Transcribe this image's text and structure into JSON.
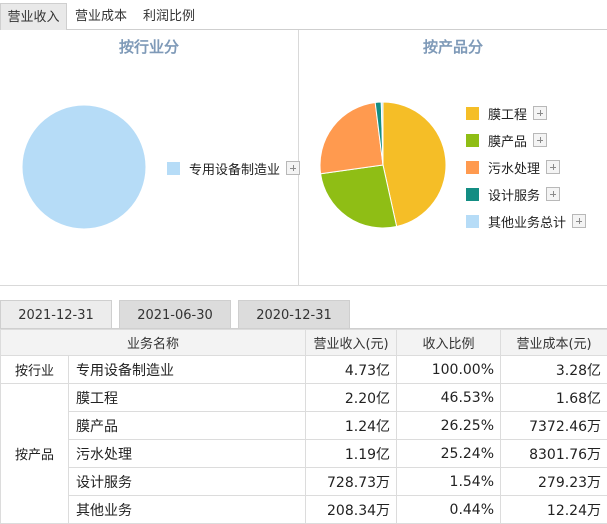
{
  "top_tabs": [
    "营业收入",
    "营业成本",
    "利润比例"
  ],
  "left_panel": {
    "title": "按行业分",
    "legend": [
      {
        "label": "专用设备制造业",
        "color": "#b6dcf7",
        "value": 100.0
      }
    ]
  },
  "right_panel": {
    "title": "按产品分",
    "legend": [
      {
        "label": "膜工程",
        "color": "#f5be27",
        "value": 46.53
      },
      {
        "label": "膜产品",
        "color": "#8fbe15",
        "value": 26.25
      },
      {
        "label": "污水处理",
        "color": "#ff9a4f",
        "value": 25.24
      },
      {
        "label": "设计服务",
        "color": "#138d83",
        "value": 1.54
      },
      {
        "label": "其他业务总计",
        "color": "#b6dcf7",
        "value": 0.44
      }
    ]
  },
  "date_tabs": [
    "2021-12-31",
    "2021-06-30",
    "2020-12-31"
  ],
  "table": {
    "headers": [
      "业务名称",
      "营业收入(元)",
      "收入比例",
      "营业成本(元)"
    ],
    "groups": [
      {
        "label": "按行业",
        "rows": [
          {
            "name": "专用设备制造业",
            "revenue": "4.73亿",
            "ratio": "100.00%",
            "cost": "3.28亿"
          }
        ]
      },
      {
        "label": "按产品",
        "rows": [
          {
            "name": "膜工程",
            "revenue": "2.20亿",
            "ratio": "46.53%",
            "cost": "1.68亿"
          },
          {
            "name": "膜产品",
            "revenue": "1.24亿",
            "ratio": "26.25%",
            "cost": "7372.46万"
          },
          {
            "name": "污水处理",
            "revenue": "1.19亿",
            "ratio": "25.24%",
            "cost": "8301.76万"
          },
          {
            "name": "设计服务",
            "revenue": "728.73万",
            "ratio": "1.54%",
            "cost": "279.23万"
          },
          {
            "name": "其他业务",
            "revenue": "208.34万",
            "ratio": "0.44%",
            "cost": "12.24万"
          }
        ]
      }
    ]
  }
}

------------

DIRECTIONS: Find the lines above that contain the word "cost" and collect them.

WORKED SOLUTION:
            "cost": "3.28亿"
            "cost": "1.68亿"
            "cost": "7372.46万"
            "cost": "8301.76万"
            "cost": "279.23万"
            "cost": "12.24万"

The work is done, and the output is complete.